Records from a dataset
— BEGIN —
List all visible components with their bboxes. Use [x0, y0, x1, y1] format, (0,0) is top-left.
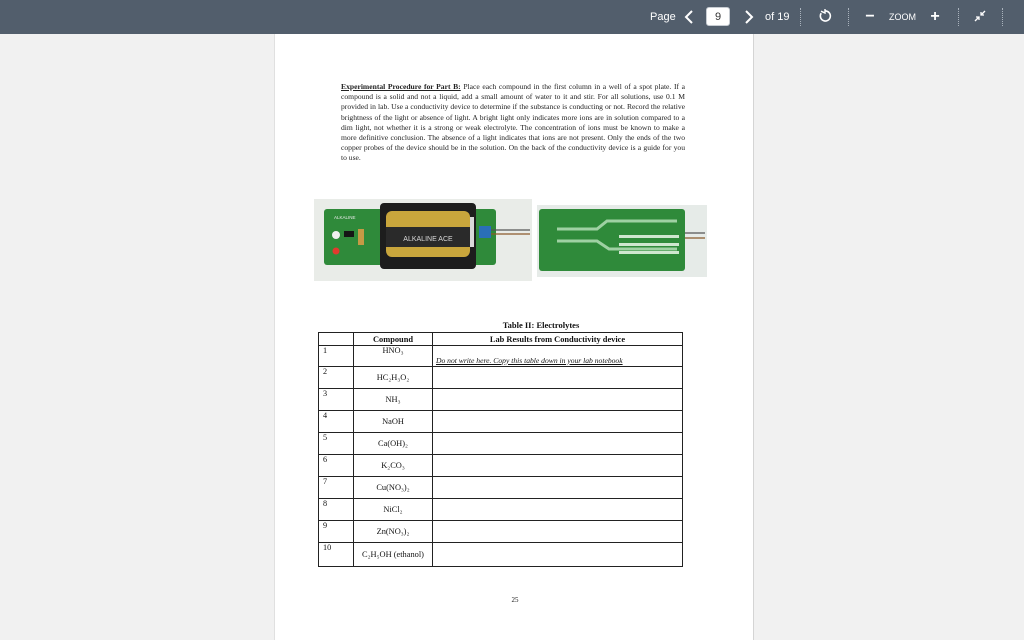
toolbar-separator [848, 8, 849, 26]
compound-cell: NH₃ [354, 389, 433, 411]
toolbar-separator [800, 8, 801, 26]
row-number: 7 [319, 477, 354, 499]
compound-cell: K₂CO₃ [354, 455, 433, 477]
compound-cell: HC₂H₃O₂ [354, 367, 433, 389]
battery-label: ALKALINE ACE [403, 236, 453, 243]
results-cell [433, 433, 683, 455]
results-cell [433, 543, 683, 567]
header-compound: Compound [354, 333, 433, 346]
next-page-button[interactable] [742, 0, 756, 34]
row-number: 2 [319, 367, 354, 389]
collapse-icon [974, 10, 986, 22]
previous-page-button[interactable] [682, 0, 696, 34]
header-results: Lab Results from Conductivity device [433, 333, 683, 346]
table-title: Table II: Electrolytes [502, 320, 580, 330]
row-number: 10 [319, 543, 354, 567]
zoom-label: ZOOM [889, 12, 916, 22]
toolbar-separator [958, 8, 959, 26]
chevron-right-icon [744, 10, 754, 24]
zoom-out-button[interactable]: − [865, 8, 875, 25]
table-row [319, 346, 683, 367]
procedure-paragraph [341, 82, 685, 164]
results-cell [433, 455, 683, 477]
compound-cell: NiCl₂ [354, 499, 433, 521]
page-label: Page [650, 11, 676, 23]
results-cell [433, 521, 683, 543]
electrolytes-table [318, 332, 683, 567]
table-row [319, 389, 683, 411]
procedure-heading: Experimental Procedure for Part B: [341, 82, 461, 91]
rotate-button[interactable] [817, 0, 833, 34]
board-label: ALKALINE [334, 215, 356, 220]
row-number: 8 [319, 499, 354, 521]
total-pages-label: of 19 [765, 11, 790, 23]
exit-fullscreen-button[interactable] [972, 0, 988, 34]
row-number: 5 [319, 433, 354, 455]
table-row [319, 477, 683, 499]
table-row [319, 543, 683, 567]
results-cell [433, 346, 683, 367]
table-row [319, 367, 683, 389]
row-number: 1 [319, 346, 354, 367]
results-cell [433, 477, 683, 499]
rotate-icon [818, 9, 832, 23]
conductivity-device-front-photo [314, 199, 532, 281]
compound-cell: HNO₃ [354, 346, 433, 367]
page-footer-number: 25 [511, 596, 519, 604]
results-cell [433, 411, 683, 433]
document-page [274, 34, 754, 640]
compound-cell: NaOH [354, 411, 433, 433]
row-number: 6 [319, 455, 354, 477]
viewer-toolbar [0, 0, 1024, 34]
table-row [319, 433, 683, 455]
zoom-in-button[interactable]: + [930, 8, 940, 25]
compound-cell: Ca(OH)₂ [354, 433, 433, 455]
page-number-input[interactable] [706, 7, 730, 26]
procedure-text: Place each compound in the first column in a well of a spot plate. If a compound is a solid and not a liquid, add a small amount of water to it and stir. For all solutions, use 0.1 M provided in lab. Use a conductivity device to determine if the substance is conducting or not. Record the relative brightness of the light or absence of light. A bright light only indicates more ions are in solution compared to a dim light, not whether it is a strong or weak electrolyte. The concentration of ions must be known to make a more definitive conclusion. The absence of a light indicates that ions are not present. Only the ends of the two copper probes of the device should be in the solution. On the back of the conductivity device is a guide for you to use. [341, 82, 685, 163]
compound-cell: Cu(NO₃)₂ [354, 477, 433, 499]
row-number: 3 [319, 389, 354, 411]
conductivity-device-back-photo [537, 205, 707, 277]
compound-cell: C₂H₅OH (ethanol) [354, 543, 433, 567]
results-cell [433, 389, 683, 411]
row-number: 9 [319, 521, 354, 543]
chevron-left-icon [684, 10, 694, 24]
table-note: Do not write here. Copy this table down in your lab notebook [436, 355, 623, 365]
compound-cell: Zn(NO₃)₂ [354, 521, 433, 543]
results-cell [433, 367, 683, 389]
table-row [319, 411, 683, 433]
table-row [319, 499, 683, 521]
table-row [319, 521, 683, 543]
table-row [319, 455, 683, 477]
header-number-column [319, 333, 354, 346]
row-number: 4 [319, 411, 354, 433]
toolbar-separator [1002, 8, 1003, 26]
results-cell [433, 499, 683, 521]
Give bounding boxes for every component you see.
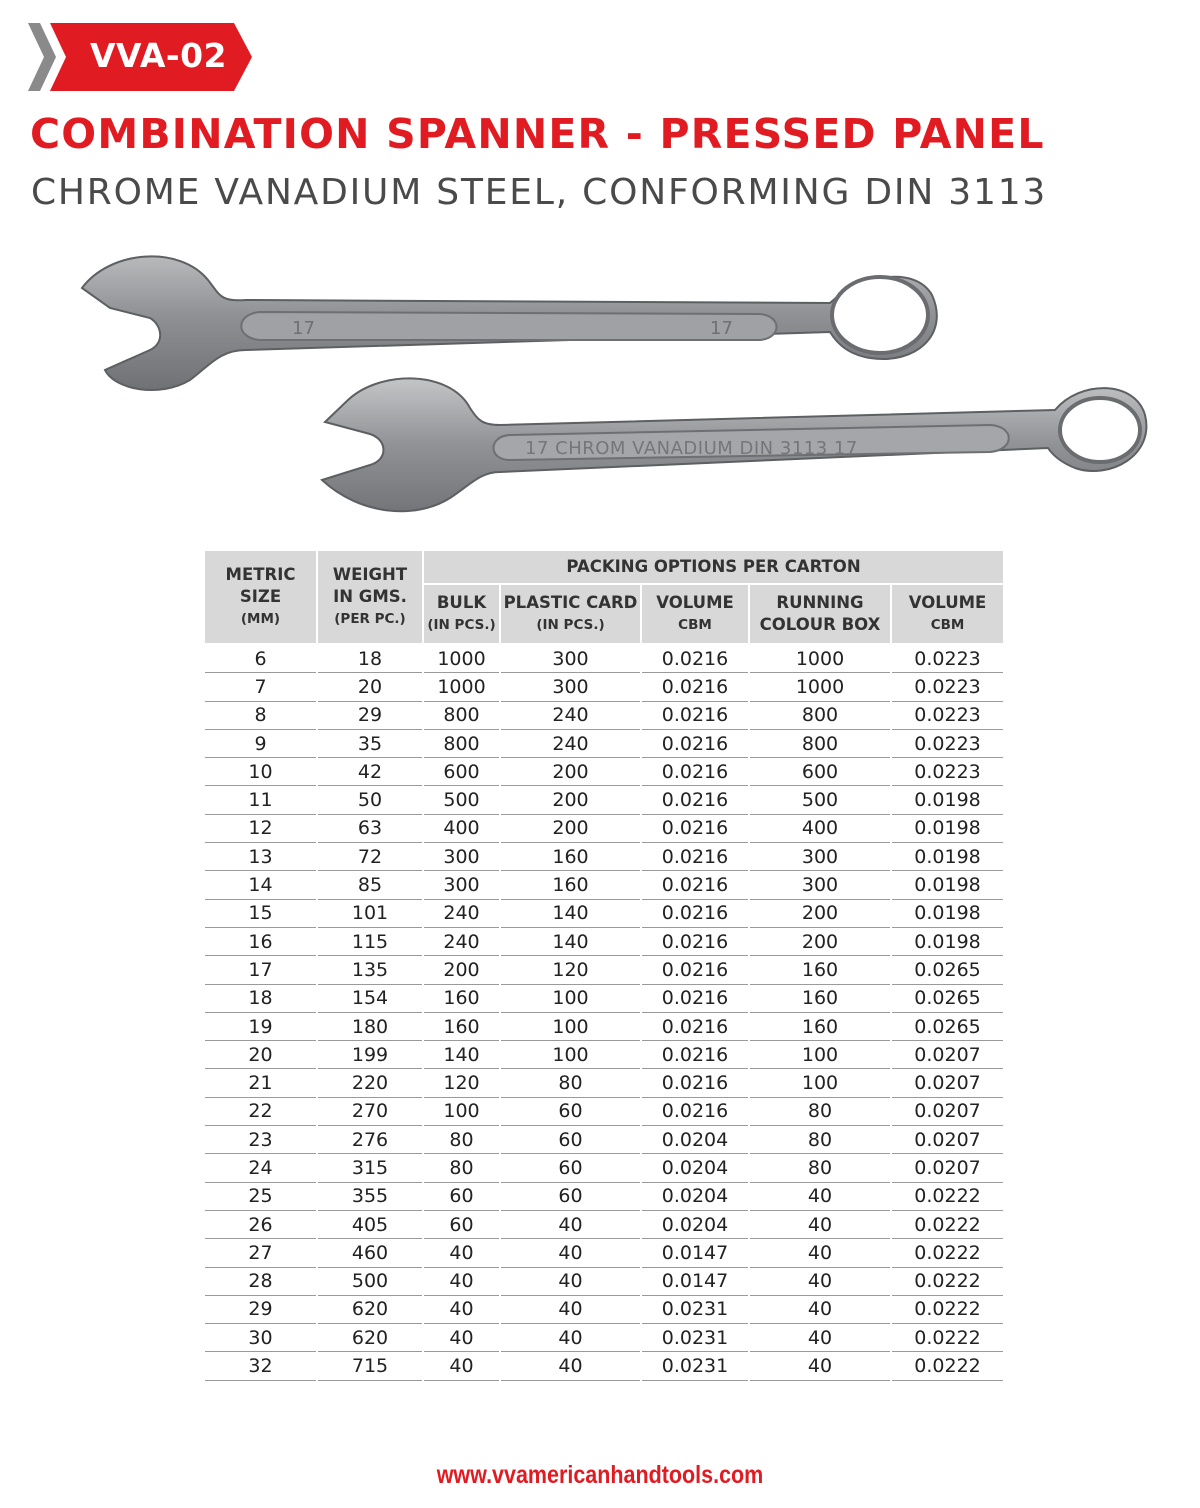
header-bulk-l1: BULK: [436, 593, 487, 612]
cell-plastic-card: 100: [500, 984, 641, 1012]
cell-bulk: 500: [423, 786, 500, 814]
cell-volume-1: 0.0216: [641, 956, 749, 984]
cell-volume-2: 0.0222: [891, 1182, 1003, 1210]
upper-ring-opening: [832, 277, 928, 353]
cell-volume-2: 0.0198: [891, 899, 1003, 927]
cell-metric-size: 15: [205, 899, 317, 927]
table-header: [205, 551, 1003, 644]
cell-plastic-card: 200: [500, 814, 641, 842]
cell-plastic-card: 200: [500, 758, 641, 786]
header-card-l1: PLASTIC CARD: [503, 593, 638, 612]
cell-volume-2: 0.0198: [891, 871, 1003, 899]
cell-volume-1: 0.0231: [641, 1352, 749, 1380]
product-title: COMBINATION SPANNER - PRESSED PANEL: [30, 110, 1045, 158]
cell-plastic-card: 300: [500, 673, 641, 701]
cell-weight: 620: [317, 1295, 423, 1323]
cell-weight: 18: [317, 644, 423, 673]
cell-volume-2: 0.0223: [891, 701, 1003, 729]
cell-volume-2: 0.0222: [891, 1239, 1003, 1267]
cell-bulk: 240: [423, 899, 500, 927]
table-row: [205, 956, 1003, 984]
cell-colour-box: 500: [749, 786, 891, 814]
table-row: [205, 1012, 1003, 1040]
cell-bulk: 80: [423, 1126, 500, 1154]
specification-table: [205, 551, 1003, 1381]
table-row: [205, 1154, 1003, 1182]
table-row: [205, 1041, 1003, 1069]
product-code: VVA-02: [90, 36, 227, 75]
cell-volume-2: 0.0198: [891, 843, 1003, 871]
cell-colour-box: 300: [749, 871, 891, 899]
cell-volume-2: 0.0265: [891, 984, 1003, 1012]
cell-plastic-card: 60: [500, 1182, 641, 1210]
cell-bulk: 600: [423, 758, 500, 786]
cell-bulk: 160: [423, 984, 500, 1012]
cell-colour-box: 100: [749, 1041, 891, 1069]
cell-volume-2: 0.0207: [891, 1041, 1003, 1069]
cell-volume-2: 0.0223: [891, 673, 1003, 701]
cell-volume-1: 0.0204: [641, 1126, 749, 1154]
cell-bulk: 800: [423, 701, 500, 729]
cell-volume-1: 0.0216: [641, 871, 749, 899]
cell-colour-box: 40: [749, 1182, 891, 1210]
cell-plastic-card: 40: [500, 1295, 641, 1323]
cell-weight: 315: [317, 1154, 423, 1182]
header-volume-2: [891, 584, 1003, 644]
cell-plastic-card: 40: [500, 1324, 641, 1352]
cell-weight: 270: [317, 1097, 423, 1125]
cell-colour-box: 800: [749, 729, 891, 757]
cell-weight: 154: [317, 984, 423, 1012]
cell-weight: 405: [317, 1210, 423, 1238]
table-row: [205, 1097, 1003, 1125]
cell-colour-box: 400: [749, 814, 891, 842]
cell-volume-2: 0.0223: [891, 729, 1003, 757]
cell-weight: 50: [317, 786, 423, 814]
cell-metric-size: 24: [205, 1154, 317, 1182]
cell-colour-box: 40: [749, 1324, 891, 1352]
cell-weight: 135: [317, 956, 423, 984]
website-url[interactable]: www.vvamericanhandtools.com: [436, 1461, 764, 1489]
cell-bulk: 300: [423, 871, 500, 899]
cell-plastic-card: 100: [500, 1041, 641, 1069]
cell-volume-1: 0.0216: [641, 729, 749, 757]
cell-metric-size: 9: [205, 729, 317, 757]
lower-ring-opening: [1060, 398, 1140, 462]
cell-bulk: 40: [423, 1267, 500, 1295]
cell-plastic-card: 40: [500, 1352, 641, 1380]
cell-weight: 42: [317, 758, 423, 786]
cell-weight: 620: [317, 1324, 423, 1352]
cell-bulk: 240: [423, 927, 500, 955]
cell-bulk: 120: [423, 1069, 500, 1097]
cell-volume-1: 0.0204: [641, 1182, 749, 1210]
cell-volume-2: 0.0198: [891, 786, 1003, 814]
cell-bulk: 40: [423, 1352, 500, 1380]
cell-bulk: 300: [423, 843, 500, 871]
cell-volume-2: 0.0223: [891, 644, 1003, 673]
table-row: [205, 1324, 1003, 1352]
cell-volume-2: 0.0198: [891, 927, 1003, 955]
cell-volume-1: 0.0216: [641, 984, 749, 1012]
table-row: [205, 758, 1003, 786]
cell-volume-2: 0.0207: [891, 1126, 1003, 1154]
header-metric-l1: METRIC: [225, 565, 296, 584]
cell-plastic-card: 60: [500, 1097, 641, 1125]
cell-colour-box: 40: [749, 1295, 891, 1323]
cell-plastic-card: 160: [500, 871, 641, 899]
header-bulk: [423, 584, 500, 644]
cell-colour-box: 160: [749, 984, 891, 1012]
header-box-l1: RUNNING: [776, 593, 864, 612]
header-vol2-l1: VOLUME: [908, 593, 987, 612]
cell-volume-1: 0.0147: [641, 1239, 749, 1267]
cell-colour-box: 80: [749, 1097, 891, 1125]
cell-volume-1: 0.0147: [641, 1267, 749, 1295]
header-metric-l3: (MM): [240, 611, 281, 627]
cell-volume-2: 0.0265: [891, 956, 1003, 984]
cell-colour-box: 40: [749, 1267, 891, 1295]
cell-colour-box: 80: [749, 1154, 891, 1182]
table-row: [205, 673, 1003, 701]
table-row: [205, 701, 1003, 729]
lower-marking: 17 CHROM VANADIUM DIN 3113 17: [525, 438, 858, 459]
cell-weight: 35: [317, 729, 423, 757]
header-metric-size: [205, 551, 317, 644]
cell-metric-size: 7: [205, 673, 317, 701]
cell-volume-1: 0.0204: [641, 1154, 749, 1182]
cell-weight: 85: [317, 871, 423, 899]
cell-volume-2: 0.0222: [891, 1267, 1003, 1295]
cell-colour-box: 40: [749, 1352, 891, 1380]
cell-metric-size: 18: [205, 984, 317, 1012]
cell-colour-box: 40: [749, 1239, 891, 1267]
upper-marking-left: 17: [292, 318, 315, 339]
header-box-l2: COLOUR BOX: [759, 615, 881, 634]
cell-volume-1: 0.0216: [641, 899, 749, 927]
cell-weight: 72: [317, 843, 423, 871]
header-vol1-l1: VOLUME: [656, 593, 734, 612]
cell-plastic-card: 160: [500, 843, 641, 871]
cell-colour-box: 200: [749, 927, 891, 955]
cell-bulk: 1000: [423, 673, 500, 701]
cell-weight: 220: [317, 1069, 423, 1097]
cell-plastic-card: 60: [500, 1154, 641, 1182]
cell-metric-size: 16: [205, 927, 317, 955]
header-packing-options: PACKING OPTIONS PER CARTON: [423, 551, 1003, 584]
table-body: [205, 644, 1003, 1380]
cell-weight: 276: [317, 1126, 423, 1154]
cell-volume-2: 0.0207: [891, 1069, 1003, 1097]
cell-volume-1: 0.0216: [641, 1069, 749, 1097]
cell-colour-box: 800: [749, 701, 891, 729]
cell-weight: 29: [317, 701, 423, 729]
cell-colour-box: 200: [749, 899, 891, 927]
cell-metric-size: 10: [205, 758, 317, 786]
cell-volume-1: 0.0216: [641, 701, 749, 729]
cell-volume-2: 0.0223: [891, 758, 1003, 786]
cell-weight: 63: [317, 814, 423, 842]
table-row: [205, 786, 1003, 814]
cell-metric-size: 25: [205, 1182, 317, 1210]
table-row: [205, 1126, 1003, 1154]
cell-plastic-card: 60: [500, 1126, 641, 1154]
cell-colour-box: 40: [749, 1210, 891, 1238]
header-metric-l2: SIZE: [239, 587, 282, 606]
table-row: [205, 1352, 1003, 1380]
header-colour-box: [749, 584, 891, 644]
lower-wrench: [322, 378, 1146, 511]
cell-plastic-card: 40: [500, 1239, 641, 1267]
table-row: [205, 1210, 1003, 1238]
cell-bulk: 140: [423, 1041, 500, 1069]
header-weight: [317, 551, 423, 644]
header-vol2-l2: CBM: [930, 617, 965, 633]
cell-metric-size: 17: [205, 956, 317, 984]
table-row: [205, 1182, 1003, 1210]
cell-volume-1: 0.0231: [641, 1324, 749, 1352]
cell-weight: 715: [317, 1352, 423, 1380]
header-weight-l2: IN GMS.: [333, 587, 407, 606]
cell-bulk: 40: [423, 1295, 500, 1323]
cell-bulk: 160: [423, 1012, 500, 1040]
cell-volume-1: 0.0216: [641, 644, 749, 673]
product-code-badge: [28, 20, 258, 94]
cell-metric-size: 26: [205, 1210, 317, 1238]
cell-plastic-card: 140: [500, 899, 641, 927]
cell-metric-size: 29: [205, 1295, 317, 1323]
cell-volume-1: 0.0216: [641, 1041, 749, 1069]
cell-volume-1: 0.0204: [641, 1210, 749, 1238]
cell-metric-size: 19: [205, 1012, 317, 1040]
table-row: [205, 871, 1003, 899]
cell-colour-box: 160: [749, 1012, 891, 1040]
cell-volume-2: 0.0207: [891, 1154, 1003, 1182]
table-row: [205, 1295, 1003, 1323]
table-row: [205, 1069, 1003, 1097]
cell-plastic-card: 80: [500, 1069, 641, 1097]
header-vol1-l2: CBM: [678, 617, 712, 633]
cell-volume-1: 0.0216: [641, 1097, 749, 1125]
cell-colour-box: 100: [749, 1069, 891, 1097]
cell-weight: 500: [317, 1267, 423, 1295]
cell-bulk: 100: [423, 1097, 500, 1125]
cell-weight: 199: [317, 1041, 423, 1069]
header-bulk-l2: (IN PCS.): [427, 617, 496, 633]
cell-metric-size: 13: [205, 843, 317, 871]
cell-bulk: 40: [423, 1239, 500, 1267]
cell-volume-1: 0.0216: [641, 814, 749, 842]
cell-bulk: 200: [423, 956, 500, 984]
cell-volume-1: 0.0216: [641, 927, 749, 955]
cell-volume-2: 0.0222: [891, 1210, 1003, 1238]
header-weight-l1: WEIGHT: [332, 565, 408, 584]
cell-metric-size: 28: [205, 1267, 317, 1295]
product-subtitle: CHROME VANADIUM STEEL, CONFORMING DIN 3113: [31, 172, 1048, 213]
cell-plastic-card: 40: [500, 1210, 641, 1238]
cell-bulk: 1000: [423, 644, 500, 673]
cell-volume-1: 0.0216: [641, 843, 749, 871]
cell-weight: 20: [317, 673, 423, 701]
cell-volume-1: 0.0216: [641, 786, 749, 814]
cell-bulk: 60: [423, 1210, 500, 1238]
cell-bulk: 80: [423, 1154, 500, 1182]
cell-metric-size: 30: [205, 1324, 317, 1352]
table-row: [205, 644, 1003, 673]
cell-metric-size: 8: [205, 701, 317, 729]
table-row: [205, 729, 1003, 757]
cell-weight: 180: [317, 1012, 423, 1040]
cell-volume-2: 0.0198: [891, 814, 1003, 842]
cell-volume-1: 0.0216: [641, 673, 749, 701]
table-row: [205, 814, 1003, 842]
cell-volume-1: 0.0231: [641, 1295, 749, 1323]
cell-metric-size: 11: [205, 786, 317, 814]
upper-wrench: [82, 256, 937, 390]
table-row: [205, 927, 1003, 955]
header-card-l2: (IN PCS.): [536, 617, 605, 633]
table-row: [205, 1239, 1003, 1267]
cell-volume-2: 0.0265: [891, 1012, 1003, 1040]
table-row: [205, 1267, 1003, 1295]
header-weight-l3: (PER PC.): [334, 611, 406, 627]
cell-plastic-card: 200: [500, 786, 641, 814]
cell-bulk: 400: [423, 814, 500, 842]
cell-plastic-card: 120: [500, 956, 641, 984]
upper-wrench-panel: [241, 312, 776, 340]
cell-bulk: 60: [423, 1182, 500, 1210]
product-image: [70, 240, 1160, 530]
cell-plastic-card: 140: [500, 927, 641, 955]
cell-plastic-card: 240: [500, 701, 641, 729]
cell-metric-size: 32: [205, 1352, 317, 1380]
badge-gray-chevron: [28, 23, 56, 91]
cell-weight: 460: [317, 1239, 423, 1267]
cell-colour-box: 1000: [749, 673, 891, 701]
cell-plastic-card: 40: [500, 1267, 641, 1295]
cell-volume-2: 0.0222: [891, 1324, 1003, 1352]
cell-weight: 355: [317, 1182, 423, 1210]
cell-bulk: 40: [423, 1324, 500, 1352]
cell-volume-1: 0.0216: [641, 1012, 749, 1040]
cell-colour-box: 300: [749, 843, 891, 871]
cell-metric-size: 23: [205, 1126, 317, 1154]
cell-metric-size: 27: [205, 1239, 317, 1267]
cell-volume-2: 0.0222: [891, 1295, 1003, 1323]
cell-metric-size: 22: [205, 1097, 317, 1125]
cell-colour-box: 1000: [749, 644, 891, 673]
upper-marking-right: 17: [710, 318, 733, 339]
cell-colour-box: 600: [749, 758, 891, 786]
cell-volume-2: 0.0207: [891, 1097, 1003, 1125]
cell-metric-size: 20: [205, 1041, 317, 1069]
table-row: [205, 899, 1003, 927]
cell-metric-size: 14: [205, 871, 317, 899]
cell-bulk: 800: [423, 729, 500, 757]
table-row: [205, 984, 1003, 1012]
cell-weight: 101: [317, 899, 423, 927]
header-volume-1: [641, 584, 749, 644]
cell-colour-box: 80: [749, 1126, 891, 1154]
header-plastic-card: [500, 584, 641, 644]
cell-plastic-card: 100: [500, 1012, 641, 1040]
cell-metric-size: 21: [205, 1069, 317, 1097]
cell-volume-2: 0.0222: [891, 1352, 1003, 1380]
cell-volume-1: 0.0216: [641, 758, 749, 786]
table-row: [205, 843, 1003, 871]
cell-colour-box: 160: [749, 956, 891, 984]
cell-plastic-card: 240: [500, 729, 641, 757]
cell-metric-size: 6: [205, 644, 317, 673]
cell-plastic-card: 300: [500, 644, 641, 673]
cell-weight: 115: [317, 927, 423, 955]
cell-metric-size: 12: [205, 814, 317, 842]
wrenches-illustration: [70, 240, 1160, 530]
— END —
--- Problem description ---
Recast the lines from the one containing "header-bulk-l1: BULK: [436, 593, 487, 612]" through the one containing "cell-bulk: 160: [423, 984, 500, 1012]", both included, as a JSON list of strings with one string per line. Omit any blank lines.

--- Solution ---
[
  "header-bulk-l1: BULK: [436, 593, 487, 612]",
  "cell-plastic-card: 100: [500, 984, 641, 1012]",
  "cell-bulk: 500: [423, 786, 500, 814]",
  "cell-volume-1: 0.0216: [641, 956, 749, 984]",
  "cell-volume-2: 0.0222: [891, 1182, 1003, 1210]",
  "upper-ring-opening: [832, 277, 928, 353]",
  "cell-volume-2: 0.0198: [891, 899, 1003, 927]",
  "cell-metric-size: 15: [205, 899, 317, 927]",
  "table-header: [205, 551, 1003, 644]",
  "cell-plastic-card: 200: [500, 814, 641, 842]",
  "cell-plastic-card: 200: [500, 758, 641, 786]",
  "header-card-l1: PLASTIC CARD: [503, 593, 638, 612]",
  "cell-volume-2: 0.0198: [891, 871, 1003, 899]",
  "cell-volume-1: 0.0231: [641, 1352, 749, 1380]",
  "product-title: COMBINATION SPANNER - PRESSED PANEL: [30, 110, 1045, 158]",
  "cell-plastic-card: 300: [500, 673, 641, 701]",
  "cell-weight: 620: [317, 1295, 423, 1323]",
  "cell-weight: 18: [317, 644, 423, 673]",
  "cell-volume-2: 0.0223: [891, 701, 1003, 729]",
  "cell-volume-2: 0.0222: [891, 1239, 1003, 1267]",
  "cell-bulk: 240: [423, 899, 500, 927]",
  "table-row: [205, 956, 1003, 984]",
  "cell-colour-box: 500: [749, 786, 891, 814]",
  "table-row: [205, 1012, 1003, 1040]",
  "cell-bulk: 80: [423, 1126, 500, 1154]",
  "specification-table: [205, 551, 1003, 1381]",
  "table-row: [205, 1154, 1003, 1182]",
  "table-row: [205, 1041, 1003, 1069]",
  "product-code: VVA-02: [90, 36, 227, 75]",
  "cell-volume-2: 0.0198: [891, 843, 1003, 871]",
  "cell-colour-box: 300: [749, 871, 891, 899]",
  "cell-volume-2: 0.0265: [891, 984, 1003, 1012]",
  "cell-plastic-card: 60: [500, 1182, 641, 1210]",
  "cell-bulk: 600: [423, 758, 500, 786]",
  "cell-bulk: 160: [423, 984, 500, 1012]"
]